● Goal of the exercise
Every line with the string "Peak" should be gathered.
** START Given records **
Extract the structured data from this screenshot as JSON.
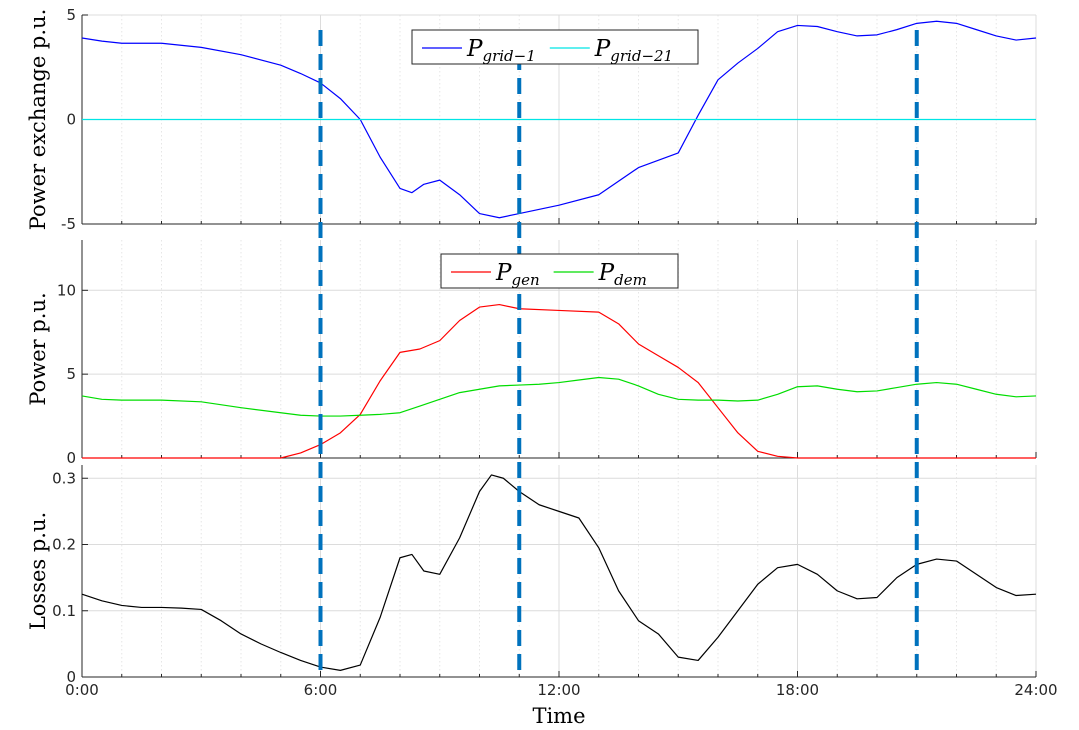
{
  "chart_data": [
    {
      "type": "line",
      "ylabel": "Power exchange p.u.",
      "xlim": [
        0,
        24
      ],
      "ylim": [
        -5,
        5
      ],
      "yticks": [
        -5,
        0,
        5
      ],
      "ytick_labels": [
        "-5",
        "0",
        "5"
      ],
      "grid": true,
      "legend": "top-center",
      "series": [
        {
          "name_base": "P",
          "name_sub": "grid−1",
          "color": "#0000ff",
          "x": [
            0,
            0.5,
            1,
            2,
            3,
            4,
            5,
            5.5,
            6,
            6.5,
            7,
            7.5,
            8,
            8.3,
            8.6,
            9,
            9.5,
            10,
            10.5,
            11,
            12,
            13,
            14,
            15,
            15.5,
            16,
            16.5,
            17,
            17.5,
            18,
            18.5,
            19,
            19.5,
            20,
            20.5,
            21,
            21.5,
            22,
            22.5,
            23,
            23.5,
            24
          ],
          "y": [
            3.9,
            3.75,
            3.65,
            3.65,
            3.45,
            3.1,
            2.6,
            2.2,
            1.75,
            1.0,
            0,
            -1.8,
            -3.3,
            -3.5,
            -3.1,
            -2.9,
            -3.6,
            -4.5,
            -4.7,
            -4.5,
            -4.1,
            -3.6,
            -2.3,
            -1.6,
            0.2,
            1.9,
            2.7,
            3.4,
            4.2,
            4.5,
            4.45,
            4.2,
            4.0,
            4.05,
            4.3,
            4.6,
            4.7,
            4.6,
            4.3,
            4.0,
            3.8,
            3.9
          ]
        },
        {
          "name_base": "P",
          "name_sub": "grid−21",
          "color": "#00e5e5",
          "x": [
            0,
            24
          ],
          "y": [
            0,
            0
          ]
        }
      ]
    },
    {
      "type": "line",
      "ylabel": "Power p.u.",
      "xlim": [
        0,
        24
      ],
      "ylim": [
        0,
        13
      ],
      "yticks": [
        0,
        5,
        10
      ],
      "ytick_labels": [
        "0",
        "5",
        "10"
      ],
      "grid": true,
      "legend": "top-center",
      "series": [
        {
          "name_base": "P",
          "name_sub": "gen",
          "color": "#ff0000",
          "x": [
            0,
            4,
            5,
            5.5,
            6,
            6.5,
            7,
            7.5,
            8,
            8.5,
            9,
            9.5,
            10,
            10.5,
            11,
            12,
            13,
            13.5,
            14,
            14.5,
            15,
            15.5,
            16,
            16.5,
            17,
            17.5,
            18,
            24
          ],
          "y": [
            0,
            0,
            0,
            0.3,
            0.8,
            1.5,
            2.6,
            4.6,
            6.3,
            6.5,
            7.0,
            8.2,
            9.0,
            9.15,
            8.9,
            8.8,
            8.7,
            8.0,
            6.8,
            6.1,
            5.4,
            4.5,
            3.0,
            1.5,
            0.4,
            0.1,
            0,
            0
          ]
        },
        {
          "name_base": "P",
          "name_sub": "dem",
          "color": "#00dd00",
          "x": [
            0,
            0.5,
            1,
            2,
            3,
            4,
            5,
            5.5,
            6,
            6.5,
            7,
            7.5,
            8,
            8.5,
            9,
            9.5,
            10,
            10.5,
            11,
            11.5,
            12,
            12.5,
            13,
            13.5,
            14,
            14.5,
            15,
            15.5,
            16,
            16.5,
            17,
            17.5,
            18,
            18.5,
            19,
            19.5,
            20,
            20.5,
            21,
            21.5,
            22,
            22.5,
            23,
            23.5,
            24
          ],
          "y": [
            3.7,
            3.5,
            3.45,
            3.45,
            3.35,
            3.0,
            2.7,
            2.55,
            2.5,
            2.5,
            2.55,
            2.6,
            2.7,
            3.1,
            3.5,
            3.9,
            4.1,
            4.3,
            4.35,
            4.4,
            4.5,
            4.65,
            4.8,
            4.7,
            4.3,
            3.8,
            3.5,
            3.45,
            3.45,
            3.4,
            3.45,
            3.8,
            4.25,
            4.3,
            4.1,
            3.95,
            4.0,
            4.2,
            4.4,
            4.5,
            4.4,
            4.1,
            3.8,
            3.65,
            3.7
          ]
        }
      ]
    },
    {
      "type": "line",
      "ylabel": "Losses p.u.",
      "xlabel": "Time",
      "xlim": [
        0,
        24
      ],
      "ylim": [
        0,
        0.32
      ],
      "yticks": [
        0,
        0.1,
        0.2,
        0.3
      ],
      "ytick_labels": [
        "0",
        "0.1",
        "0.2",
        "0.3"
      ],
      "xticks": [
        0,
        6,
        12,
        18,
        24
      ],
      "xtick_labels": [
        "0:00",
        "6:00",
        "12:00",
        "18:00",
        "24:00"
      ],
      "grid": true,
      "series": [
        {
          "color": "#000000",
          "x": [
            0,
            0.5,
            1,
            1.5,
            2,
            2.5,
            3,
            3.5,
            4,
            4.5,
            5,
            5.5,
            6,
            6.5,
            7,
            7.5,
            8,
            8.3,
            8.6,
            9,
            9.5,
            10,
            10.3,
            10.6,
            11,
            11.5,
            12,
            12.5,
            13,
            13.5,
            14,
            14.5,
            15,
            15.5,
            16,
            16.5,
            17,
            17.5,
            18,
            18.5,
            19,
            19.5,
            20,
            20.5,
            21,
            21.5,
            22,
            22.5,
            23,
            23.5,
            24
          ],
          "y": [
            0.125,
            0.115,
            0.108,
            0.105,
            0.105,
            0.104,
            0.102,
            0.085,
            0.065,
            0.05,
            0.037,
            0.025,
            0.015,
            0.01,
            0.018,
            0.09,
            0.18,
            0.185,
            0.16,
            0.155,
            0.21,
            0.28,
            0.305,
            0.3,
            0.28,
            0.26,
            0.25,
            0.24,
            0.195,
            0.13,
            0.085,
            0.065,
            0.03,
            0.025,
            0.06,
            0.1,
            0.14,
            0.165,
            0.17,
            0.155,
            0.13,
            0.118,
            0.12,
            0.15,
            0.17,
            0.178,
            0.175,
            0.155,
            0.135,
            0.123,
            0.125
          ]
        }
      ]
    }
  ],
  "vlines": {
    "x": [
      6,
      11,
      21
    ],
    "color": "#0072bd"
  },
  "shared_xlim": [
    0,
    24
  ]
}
** END Given records **
** START Given records **
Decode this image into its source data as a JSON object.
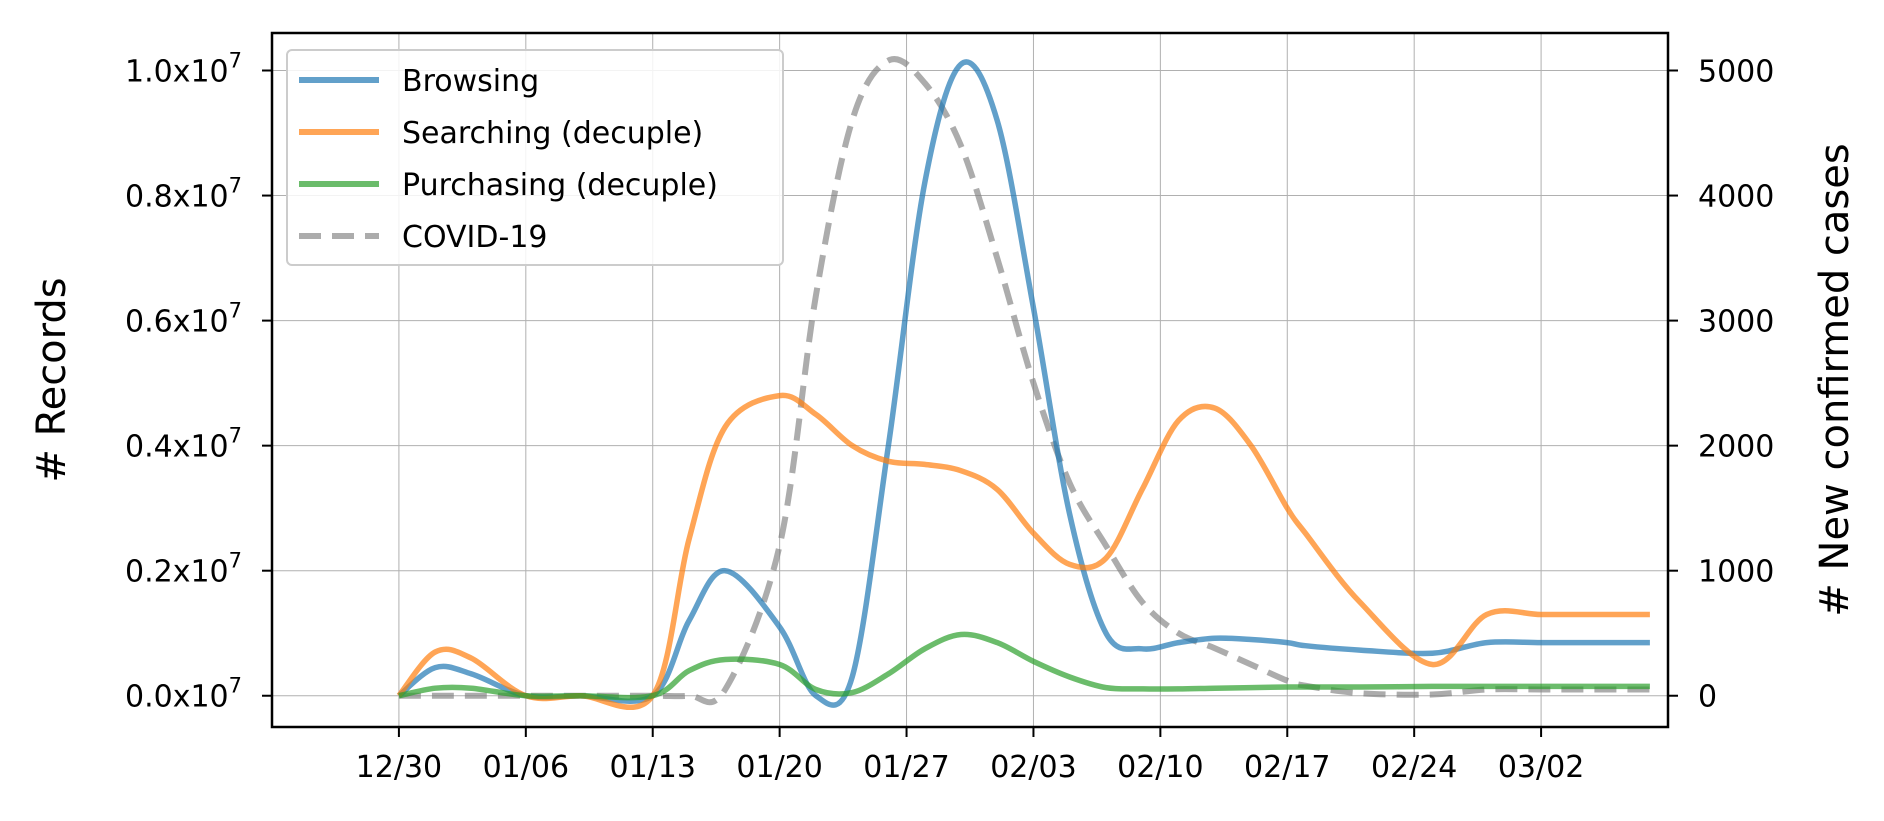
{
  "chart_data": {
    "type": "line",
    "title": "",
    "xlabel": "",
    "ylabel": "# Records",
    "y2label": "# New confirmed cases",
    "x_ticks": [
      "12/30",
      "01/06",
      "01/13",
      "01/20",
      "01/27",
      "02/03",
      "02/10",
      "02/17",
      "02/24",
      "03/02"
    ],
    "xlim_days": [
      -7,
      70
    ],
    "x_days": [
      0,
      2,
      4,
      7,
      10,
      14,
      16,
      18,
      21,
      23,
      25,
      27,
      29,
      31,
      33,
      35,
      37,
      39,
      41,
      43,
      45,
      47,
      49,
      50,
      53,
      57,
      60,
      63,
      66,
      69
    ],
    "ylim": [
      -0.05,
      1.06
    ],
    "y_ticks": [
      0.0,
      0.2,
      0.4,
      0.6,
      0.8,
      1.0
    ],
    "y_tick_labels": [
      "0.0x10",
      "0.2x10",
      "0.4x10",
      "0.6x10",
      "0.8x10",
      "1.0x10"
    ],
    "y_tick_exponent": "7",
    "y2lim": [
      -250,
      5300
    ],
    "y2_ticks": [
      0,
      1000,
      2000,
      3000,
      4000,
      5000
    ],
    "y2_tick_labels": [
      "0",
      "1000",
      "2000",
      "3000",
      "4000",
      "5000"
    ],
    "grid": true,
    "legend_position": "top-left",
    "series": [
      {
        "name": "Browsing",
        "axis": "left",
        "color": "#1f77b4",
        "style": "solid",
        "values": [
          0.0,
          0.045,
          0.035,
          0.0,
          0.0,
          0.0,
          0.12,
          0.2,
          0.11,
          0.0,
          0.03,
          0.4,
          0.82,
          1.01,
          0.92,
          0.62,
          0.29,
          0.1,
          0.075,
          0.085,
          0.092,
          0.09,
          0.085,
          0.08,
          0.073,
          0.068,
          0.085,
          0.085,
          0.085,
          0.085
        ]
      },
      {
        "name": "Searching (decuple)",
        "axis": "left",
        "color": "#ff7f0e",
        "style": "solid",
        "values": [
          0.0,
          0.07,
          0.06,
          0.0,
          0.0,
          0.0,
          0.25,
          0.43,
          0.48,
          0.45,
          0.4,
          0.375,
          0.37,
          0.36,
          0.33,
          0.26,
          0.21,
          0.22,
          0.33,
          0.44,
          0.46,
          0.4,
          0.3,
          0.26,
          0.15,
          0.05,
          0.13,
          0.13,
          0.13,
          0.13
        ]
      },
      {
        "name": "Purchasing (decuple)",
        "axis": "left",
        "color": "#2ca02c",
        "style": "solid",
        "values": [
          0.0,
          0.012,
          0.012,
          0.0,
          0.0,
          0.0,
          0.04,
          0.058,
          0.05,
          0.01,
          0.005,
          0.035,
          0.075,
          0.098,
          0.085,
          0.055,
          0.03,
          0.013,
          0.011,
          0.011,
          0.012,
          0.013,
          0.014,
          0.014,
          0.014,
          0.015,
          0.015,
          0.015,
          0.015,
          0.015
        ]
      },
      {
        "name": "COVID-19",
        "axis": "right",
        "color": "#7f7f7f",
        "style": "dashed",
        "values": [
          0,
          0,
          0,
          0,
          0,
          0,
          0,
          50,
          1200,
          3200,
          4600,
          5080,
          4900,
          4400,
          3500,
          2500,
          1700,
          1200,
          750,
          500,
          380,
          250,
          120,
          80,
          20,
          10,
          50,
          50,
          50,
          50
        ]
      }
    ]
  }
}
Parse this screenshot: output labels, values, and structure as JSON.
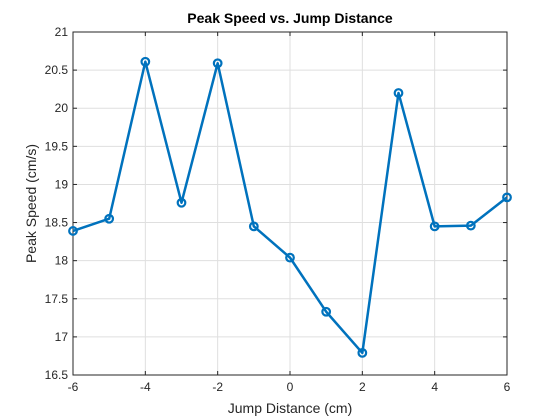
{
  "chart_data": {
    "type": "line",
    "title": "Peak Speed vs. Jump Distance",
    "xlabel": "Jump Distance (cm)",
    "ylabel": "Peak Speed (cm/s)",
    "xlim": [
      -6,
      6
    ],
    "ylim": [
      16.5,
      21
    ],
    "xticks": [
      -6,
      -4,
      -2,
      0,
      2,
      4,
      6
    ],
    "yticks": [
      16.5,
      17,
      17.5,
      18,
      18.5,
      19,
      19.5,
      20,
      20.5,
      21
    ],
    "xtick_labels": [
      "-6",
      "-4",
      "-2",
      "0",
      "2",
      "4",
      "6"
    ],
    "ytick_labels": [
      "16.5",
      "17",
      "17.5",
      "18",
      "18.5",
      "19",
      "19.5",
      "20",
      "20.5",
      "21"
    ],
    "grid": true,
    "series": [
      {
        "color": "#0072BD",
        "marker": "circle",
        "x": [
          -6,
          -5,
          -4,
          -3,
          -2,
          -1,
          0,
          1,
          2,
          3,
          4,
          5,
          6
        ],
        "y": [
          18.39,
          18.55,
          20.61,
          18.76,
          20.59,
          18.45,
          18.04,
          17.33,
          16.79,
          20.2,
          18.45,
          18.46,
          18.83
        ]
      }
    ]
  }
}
** END Given records **
● Solution to this exercise
    "title": "Peak Speed vs. Jump Distance",
    "ylabel": "Peak Speed (cm/s)",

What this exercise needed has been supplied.